-- START --

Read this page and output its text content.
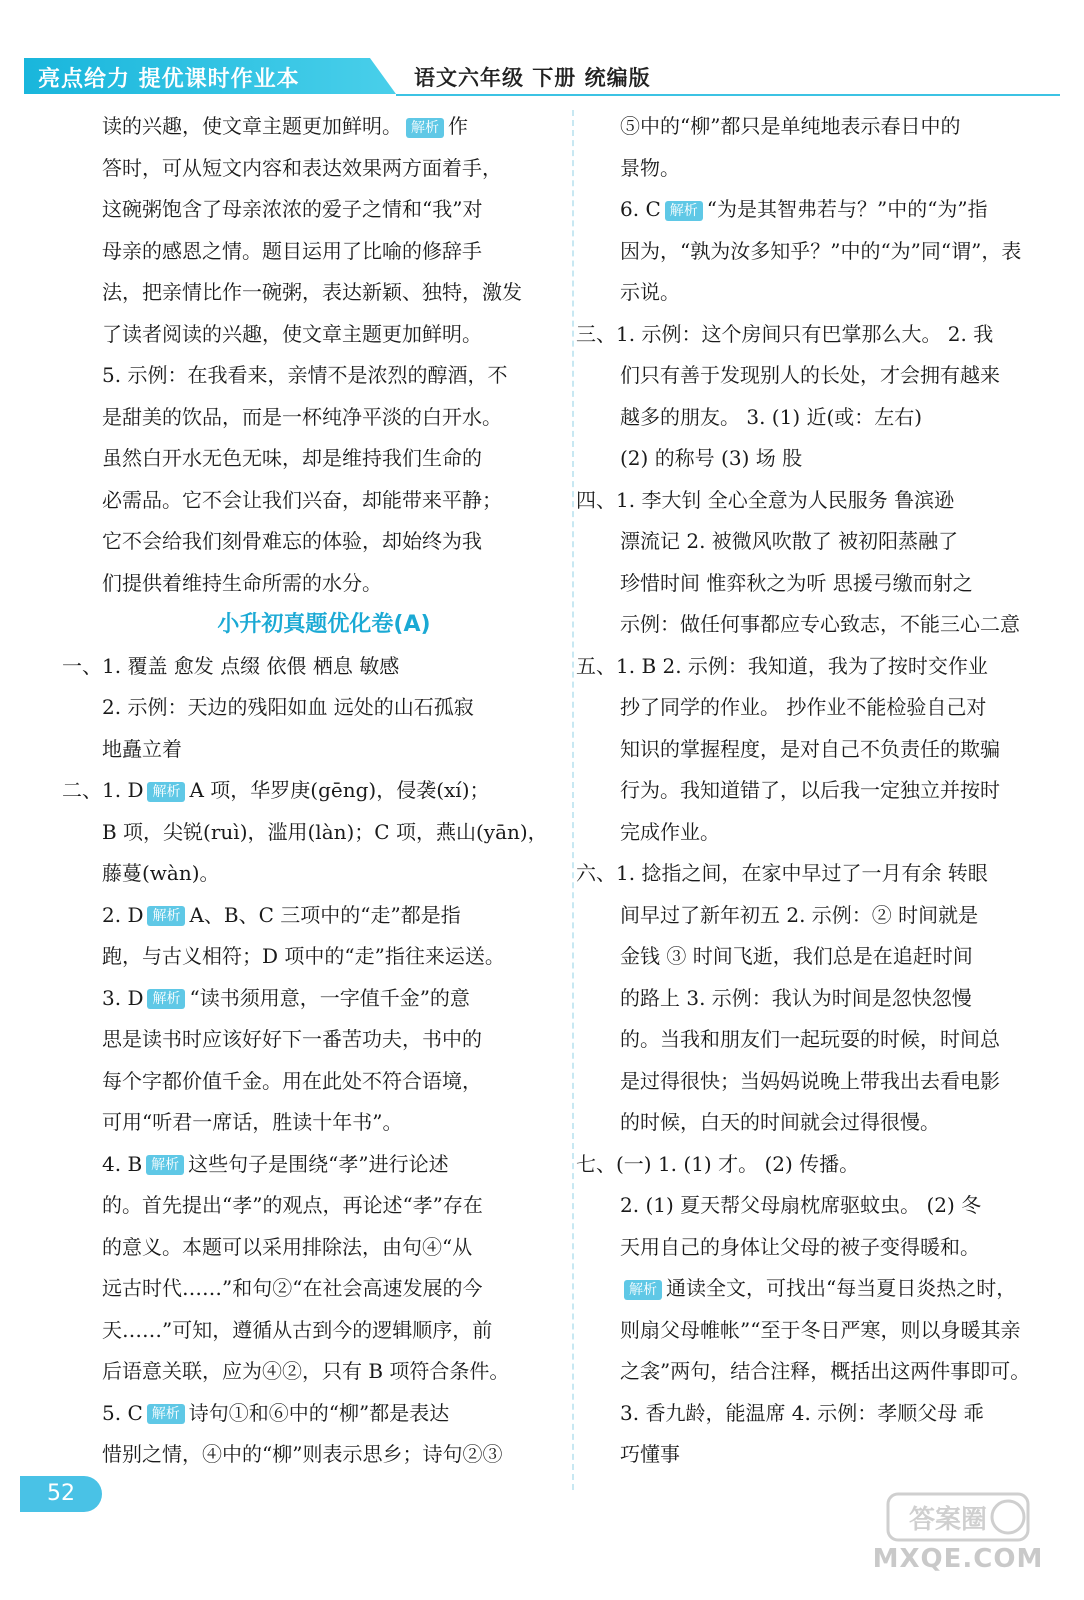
亮点给力 提优课时作业本	语文六年级 下册 统编版
读的兴趣，使文章主题更加鲜明。 解析 作
答时，可从短文内容和表达效果两方面着手，
这碗粥饱含了母亲浓浓的爱子之情和“我”对
母亲的感恩之情。题目运用了比喻的修辞手
法，把亲情比作一碗粥，表达新颖、独特，激发
了读者阅读的兴趣，使文章主题更加鲜明。
5. 示例：在我看来，亲情不是浓烈的醇酒，不
是甜美的饮品，而是一杯纯净平淡的白开水。
虽然白开水无色无味，却是维持我们生命的
必需品。它不会让我们兴奋，却能带来平静；
它不会给我们刻骨难忘的体验，却始终为我
们提供着维持生命所需的水分。
小升初真题优化卷(A)
一、1. 覆盖 愈发 点缀 依偎 栖息 敏感
2. 示例：天边的残阳如血 远处的山石孤寂
地矗立着
二、1. D 解析 A 项，华罗庚(gēng)，侵袭(xí)；
B 项，尖锐(ruì)，滥用(làn)；C 项，燕山(yān)，
藤蔓(wàn)。
2. D 解析 A、B、C 三项中的“走”都是指
跑，与古义相符；D 项中的“走”指往来运送。
3. D 解析 “读书须用意，一字值千金”的意
思是读书时应该好好下一番苦功夫，书中的
每个字都价值千金。用在此处不符合语境，
可用“听君一席话，胜读十年书”。
4. B 解析 这些句子是围绕“孝”进行论述
的。首先提出“孝”的观点，再论述“孝”存在
的意义。本题可以采用排除法，由句④“从
远古时代……”和句②“在社会高速发展的今
天……”可知，遵循从古到今的逻辑顺序，前
后语意关联，应为④②，只有 B 项符合条件。
5. C 解析 诗句①和⑥中的“柳”都是表达
惜别之情，④中的“柳”则表示思乡；诗句②③
⑤中的“柳”都只是单纯地表示春日中的
景物。
6. C 解析 “为是其智弗若与？”中的“为”指
因为，“孰为汝多知乎？”中的“为”同“谓”，表
示说。
三、1. 示例：这个房间只有巴掌那么大。 2. 我
们只有善于发现别人的长处，才会拥有越来
越多的朋友。 3. (1) 近(或：左右)
(2) 的称号 (3) 场 股
四、1. 李大钊 全心全意为人民服务 鲁滨逊
漂流记 2. 被微风吹散了 被初阳蒸融了
珍惜时间 惟弈秋之为听 思援弓缴而射之
示例：做任何事都应专心致志，不能三心二意
五、1. B 2. 示例：我知道，我为了按时交作业
抄了同学的作业。 抄作业不能检验自己对
知识的掌握程度，是对自己不负责任的欺骗
行为。我知道错了，以后我一定独立并按时
完成作业。
六、1. 捻指之间，在家中早过了一月有余 转眼
间早过了新年初五 2. 示例：② 时间就是
金钱 ③ 时间飞逝，我们总是在追赶时间
的路上 3. 示例：我认为时间是忽快忽慢
的。当我和朋友们一起玩耍的时候，时间总
是过得很快；当妈妈说晚上带我出去看电影
的时候，白天的时间就会过得很慢。
七、(一) 1. (1) 才。 (2) 传播。
2. (1) 夏天帮父母扇枕席驱蚊虫。 (2) 冬
天用自己的身体让父母的被子变得暖和。
解析 通读全文，可找出“每当夏日炎热之时，
则扇父母帷帐”“至于冬日严寒，则以身暖其亲
之衾”两句，结合注释，概括出这两件事即可。
3. 香九龄，能温席 4. 示例：孝顺父母 乖
巧懂事
52
答案圈
MXQE.COM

-- END --

### EXERCISE REQUIREMENTS
In the copy, include no pictures; restate the listing above exactly.

### THE RESPONSE
Read this page and output its text content.
亮点给力 提优课时作业本	语文六年级 下册 统编版
读的兴趣，使文章主题更加鲜明。 解析 作
答时，可从短文内容和表达效果两方面着手，
这碗粥饱含了母亲浓浓的爱子之情和“我”对
母亲的感恩之情。题目运用了比喻的修辞手
法，把亲情比作一碗粥，表达新颖、独特，激发
了读者阅读的兴趣，使文章主题更加鲜明。
5. 示例：在我看来，亲情不是浓烈的醇酒，不
是甜美的饮品，而是一杯纯净平淡的白开水。
虽然白开水无色无味，却是维持我们生命的
必需品。它不会让我们兴奋，却能带来平静；
它不会给我们刻骨难忘的体验，却始终为我
们提供着维持生命所需的水分。
小升初真题优化卷(A)
一、1. 覆盖 愈发 点缀 依偎 栖息 敏感
2. 示例：天边的残阳如血 远处的山石孤寂
地矗立着
二、1. D 解析 A 项，华罗庚(gēng)，侵袭(xí)；
B 项，尖锐(ruì)，滥用(làn)；C 项，燕山(yān)，
藤蔓(wàn)。
2. D 解析 A、B、C 三项中的“走”都是指
跑，与古义相符；D 项中的“走”指往来运送。
3. D 解析 “读书须用意，一字值千金”的意
思是读书时应该好好下一番苦功夫，书中的
每个字都价值千金。用在此处不符合语境，
可用“听君一席话，胜读十年书”。
4. B 解析 这些句子是围绕“孝”进行论述
的。首先提出“孝”的观点，再论述“孝”存在
的意义。本题可以采用排除法，由句④“从
远古时代……”和句②“在社会高速发展的今
天……”可知，遵循从古到今的逻辑顺序，前
后语意关联，应为④②，只有 B 项符合条件。
5. C 解析 诗句①和⑥中的“柳”都是表达
惜别之情，④中的“柳”则表示思乡；诗句②③
⑤中的“柳”都只是单纯地表示春日中的
景物。
6. C 解析 “为是其智弗若与？”中的“为”指
因为，“孰为汝多知乎？”中的“为”同“谓”，表
示说。
三、1. 示例：这个房间只有巴掌那么大。 2. 我
们只有善于发现别人的长处，才会拥有越来
越多的朋友。 3. (1) 近(或：左右)
(2) 的称号 (3) 场 股
四、1. 李大钊 全心全意为人民服务 鲁滨逊
漂流记 2. 被微风吹散了 被初阳蒸融了
珍惜时间 惟弈秋之为听 思援弓缴而射之
示例：做任何事都应专心致志，不能三心二意
五、1. B 2. 示例：我知道，我为了按时交作业
抄了同学的作业。 抄作业不能检验自己对
知识的掌握程度，是对自己不负责任的欺骗
行为。我知道错了，以后我一定独立并按时
完成作业。
六、1. 捻指之间，在家中早过了一月有余 转眼
间早过了新年初五 2. 示例：② 时间就是
金钱 ③ 时间飞逝，我们总是在追赶时间
的路上 3. 示例：我认为时间是忽快忽慢
的。当我和朋友们一起玩耍的时候，时间总
是过得很快；当妈妈说晚上带我出去看电影
的时候，白天的时间就会过得很慢。
七、(一) 1. (1) 才。 (2) 传播。
2. (1) 夏天帮父母扇枕席驱蚊虫。 (2) 冬
天用自己的身体让父母的被子变得暖和。
解析 通读全文，可找出“每当夏日炎热之时，
则扇父母帷帐”“至于冬日严寒，则以身暖其亲
之衾”两句，结合注释，概括出这两件事即可。
3. 香九龄，能温席 4. 示例：孝顺父母 乖
巧懂事
52
答案圈
MXQE.COM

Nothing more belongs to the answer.